Can you transcribe the piece on the solar energy hearing word for word, from "During the four-hour" to "and net metering."?

(TEXT SEGMENT):
>> begin

During the four-hour hearing, legislators heard a range of at times conflicting views about the potential impacts and viability of solar energy and net metering.

Representatives of utilities, the solar industry and environmental advocacy groups agreed that solar power can benefit Arkansas economically and environmentally but should not be the state’s sole energy source.

“The goal is not to have zero impact with our electricity production, but the goal is to have the least impact with the most benefits,” Audubon Delta policy manager Glen Hooks said. “I believe that solar energy falls into that category, certainly when compared to some of the large-scale burning of fossil fuels.”

The Joint Committee on City, County, and Local Affairs held the hearing around an interim study proposal on solar power, net metering and the disposal of solar energy materials that could serve as a basis for future legislation.

Under Act 464 of 2019, utility customers who generate their own solar energy can receive credits on their bills for sending their utilities any excess power they produce.

Hooks said this law led to “dynamic movement in solar in the last few years here in Arkansas.”

However, this net metering opportunity only benefits individual energy consumers and does not help utilities serve their other customers, said John Bethel, Entergy Arkansas’ director of public affairs.

“The utility doesn’t have any control over those resources or where they’re located, when and how they operate, and when, if any, power is delivered to the utility,” Bethel said. “Additionally, because those individual net metering customers rely on Entergy Arkansas to provide them power, and because solar is inherently intermittent and the sun doesn’t always shine, we still must ensure adequate resources are available to serve all our customers, including those who net meter.”

>> end

(EXTRACTED ENTRIES):

>> begin

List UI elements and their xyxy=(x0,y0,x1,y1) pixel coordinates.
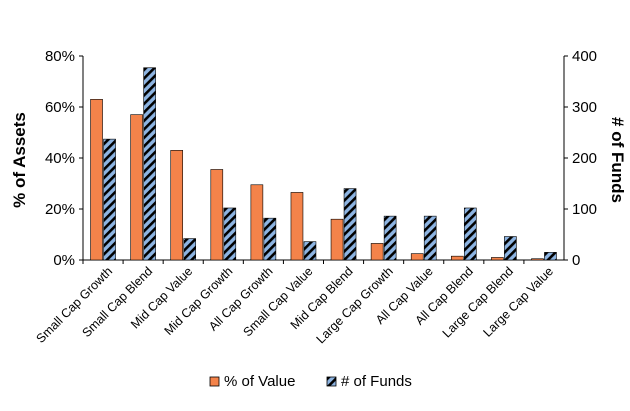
right-tick-label: 100 xyxy=(572,201,597,218)
left-axis-title: % of Assets xyxy=(10,112,29,208)
bar-value-7 xyxy=(370,243,384,261)
right-axis-ticks: 0 100 200 300 400 xyxy=(564,48,597,269)
category-label: Mid Cap Growth xyxy=(162,264,236,338)
bar-value-4 xyxy=(250,184,264,261)
left-axis-ticks: 0% 20% 40% 60% 80% xyxy=(45,48,83,269)
right-tick-label: 300 xyxy=(572,99,597,116)
bar-value-1 xyxy=(130,114,143,261)
right-tick-label: 400 xyxy=(572,48,597,65)
bar-funds-4 xyxy=(263,217,277,261)
category-label: Small Cap Growth xyxy=(34,264,116,346)
bar-funds-2 xyxy=(183,238,197,261)
bar-value-3 xyxy=(210,169,224,261)
right-tick-label: 200 xyxy=(572,150,597,167)
bar-funds-8 xyxy=(423,215,437,261)
bar-funds-3 xyxy=(223,207,237,261)
bar-funds-7 xyxy=(383,215,397,261)
bar-value-0 xyxy=(90,99,103,261)
bar-funds-1 xyxy=(143,67,156,261)
bar-funds-10 xyxy=(504,236,517,261)
legend-swatch-funds xyxy=(326,376,337,387)
bar-funds-11 xyxy=(544,252,557,261)
legend-swatch-value xyxy=(209,376,220,387)
category-label: Small Cap Value xyxy=(240,264,315,339)
bar-value-5 xyxy=(290,192,304,261)
category-label: Small Cap Blend xyxy=(80,264,156,340)
legend-label-funds: # of Funds xyxy=(341,373,412,390)
bar-funds-9 xyxy=(463,207,477,261)
left-tick-label: 20% xyxy=(45,201,75,218)
category-label: Large Cap Growth xyxy=(314,264,396,346)
category-label: Large Cap Value xyxy=(480,264,556,340)
bar-value-6 xyxy=(330,218,344,261)
bar-value-8 xyxy=(410,253,424,261)
left-tick-label: 0% xyxy=(53,252,75,269)
bar-funds-0 xyxy=(103,138,116,261)
category-label: Large Cap Blend xyxy=(440,264,516,340)
left-tick-label: 80% xyxy=(45,48,75,65)
bar-value-10 xyxy=(491,257,504,261)
bar-funds-6 xyxy=(343,188,357,261)
bar-value-11 xyxy=(531,258,544,261)
left-tick-label: 60% xyxy=(45,99,75,116)
bar-value-9 xyxy=(450,255,464,261)
bar-funds-5 xyxy=(303,241,317,261)
legend: % of Value # of Funds xyxy=(209,373,412,390)
bar-value-2 xyxy=(170,150,184,261)
right-tick-label: 0 xyxy=(572,252,580,269)
legend-label-value: % of Value xyxy=(224,373,295,390)
plot-area xyxy=(82,56,565,264)
right-axis-title: # of Funds xyxy=(608,117,627,203)
left-tick-label: 40% xyxy=(45,150,75,167)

>> end

(REPLY):
During the four-hour hearing, legislators heard a range of at times conflicting views about the potential impacts and viability of solar energy and net metering.